▶ **TEXT SEGMENT**:
□ □ □ □ □

Many researchers consider PTSD the most appropriate diagnostic category for experiences associated with intimate partner violence, even though symptoms of other disorders, such as depression, may be present.43,44 Because PTSD and depression overlap, depression detected in some studies may represent symptoms of PTSD.45 Because the essential feature of PTSD is the development of certain symptoms (ie, sleep disturbances, hypervigilance) after exposure to an extreme traumatic stressor,46 experiences after the stress of intimate partner violence can be interpreted as representing PTSD. Conceptualizing abused women's symptoms as reflecting PTSD depathologizes the woman. Because PTSD connects trauma and certain symptoms, it can facilitate understanding and meaningful treatments for abused women.
Finally, the higher PTSD scores among Hispanic women may be related to immigrant status and associated acculturation, because 28% of the women in this study were non–U.S.-born. In a previous study we found first-generation immigrant women experience levels of abuse no different from U.S.-born women, but they lack the resources of English proficiency and education with which to deal with the abuse.47 Further research is needed to explain the connections of acculturation, abuse, and PTSD.
There are limitations of the study that are important in generalizing the findings. The sample was from one urban agency of women who were actively seeking assistance from the justice system. How abused women who use justice services differ from women that do not is unknown and requires further study. Furthermore, the study relied on self-reports that may underreport or overreport due to lack of adequate recall or lack of voluntary disclosure. None of the information on use of justice or medical services was validated with service providers, as were none of the health problems the women attributed to sexual assault.

□ □ □ □ □

Document layout analysis data
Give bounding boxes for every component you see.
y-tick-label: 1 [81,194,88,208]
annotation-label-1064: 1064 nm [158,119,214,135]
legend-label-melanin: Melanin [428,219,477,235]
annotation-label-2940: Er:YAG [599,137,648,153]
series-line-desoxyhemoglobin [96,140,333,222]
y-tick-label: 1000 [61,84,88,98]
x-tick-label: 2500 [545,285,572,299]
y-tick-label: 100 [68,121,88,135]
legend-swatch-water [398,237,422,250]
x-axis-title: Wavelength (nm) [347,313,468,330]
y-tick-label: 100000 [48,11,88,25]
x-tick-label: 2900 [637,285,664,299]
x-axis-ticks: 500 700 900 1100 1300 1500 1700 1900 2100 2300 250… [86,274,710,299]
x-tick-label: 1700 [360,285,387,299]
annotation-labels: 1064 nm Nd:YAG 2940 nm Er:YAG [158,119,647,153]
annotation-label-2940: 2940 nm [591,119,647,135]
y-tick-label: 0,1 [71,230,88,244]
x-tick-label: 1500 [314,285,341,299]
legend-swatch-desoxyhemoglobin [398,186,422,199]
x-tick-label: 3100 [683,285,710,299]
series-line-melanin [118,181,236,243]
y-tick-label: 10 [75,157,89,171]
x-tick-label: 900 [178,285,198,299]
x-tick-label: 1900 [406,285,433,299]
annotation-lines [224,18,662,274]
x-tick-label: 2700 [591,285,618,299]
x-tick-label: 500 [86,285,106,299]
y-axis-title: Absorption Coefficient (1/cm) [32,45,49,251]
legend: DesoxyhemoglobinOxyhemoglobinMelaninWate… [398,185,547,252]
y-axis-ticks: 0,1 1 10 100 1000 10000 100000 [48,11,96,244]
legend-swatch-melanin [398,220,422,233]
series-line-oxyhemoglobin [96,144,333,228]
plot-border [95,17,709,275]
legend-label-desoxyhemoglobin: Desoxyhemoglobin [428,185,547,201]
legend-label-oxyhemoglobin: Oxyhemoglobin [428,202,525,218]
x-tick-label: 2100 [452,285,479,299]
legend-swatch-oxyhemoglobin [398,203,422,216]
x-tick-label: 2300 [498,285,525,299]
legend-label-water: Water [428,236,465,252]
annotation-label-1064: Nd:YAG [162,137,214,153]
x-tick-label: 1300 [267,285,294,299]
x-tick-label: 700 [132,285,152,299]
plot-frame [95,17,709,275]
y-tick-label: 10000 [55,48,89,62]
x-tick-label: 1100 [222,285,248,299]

□ □ □ □ □

▶ **TASKS TO PERFORM**:
**A.** Answer these questions from the passage on PTSD and intimate partner violence:
(i) What percentage of the women in the study were non–U.S.-born?
(ii) Which two symptoms are given as examples of the essential feature of PTSD?
(iii) From what source was the study sample drawn?
**B.** List every limitation of the study that the final paragraph of the passage on PTSD and intimate partner violence names.
**C.** Carry the passage on PTSD and intimate partner violence forward by one paragraph, beginning after its final sentence.

▶ **EXERCISE RESPONSES**:
**A.**
(i) 28%
(ii) Sleep disturbances and hypervigilance
(iii) One urban agency of women who were actively seeking assistance from the justice system

**B.**
1. The sample came from one urban agency.
2. The women were actively seeking assistance from the justice system, and how they differ from abused women who do not use justice services is unknown.
3. The study relied on self-reports, which may underreport or overreport because of inadequate recall or lack of voluntary disclosure.
4. None of the information on use of justice or medical services was validated with service providers.
5. None of the health problems the women attributed to sexual assault were validated.

**C.**
Additionally, when considering the health outcome data, our study is limited by an absence of information about the women's physical or sexual assault during childhood. Childhood abuse represents a potential confounding factor for later health problems. One study found that abused women in a primary care setting who were abused as children had long-term health consequences over and above what could be attributed to intimate partner violence.34 Another limitation of our study is an absence of trauma history data over the woman's lifetime. Similar to intimate partner violence, all traumas that a woman experiences will affect her physical health. Another study found that 10% of 1,456 adults interviewed in a primary care clinic had experienced a traumatic event in the last year and that 57% experienced at least 1 event in their lifetime.48 This same study documented the traumatic event history, female sex and non-Hispanic ethnicity associated with more psychiatric conditions. Future studies must separate physical from sexual assault and examine the interconnections among childhood abuse, lifetime trauma and violence, intimate partner violence, and physical health problems to better understand the effects of these factors on a woman's health and functioning.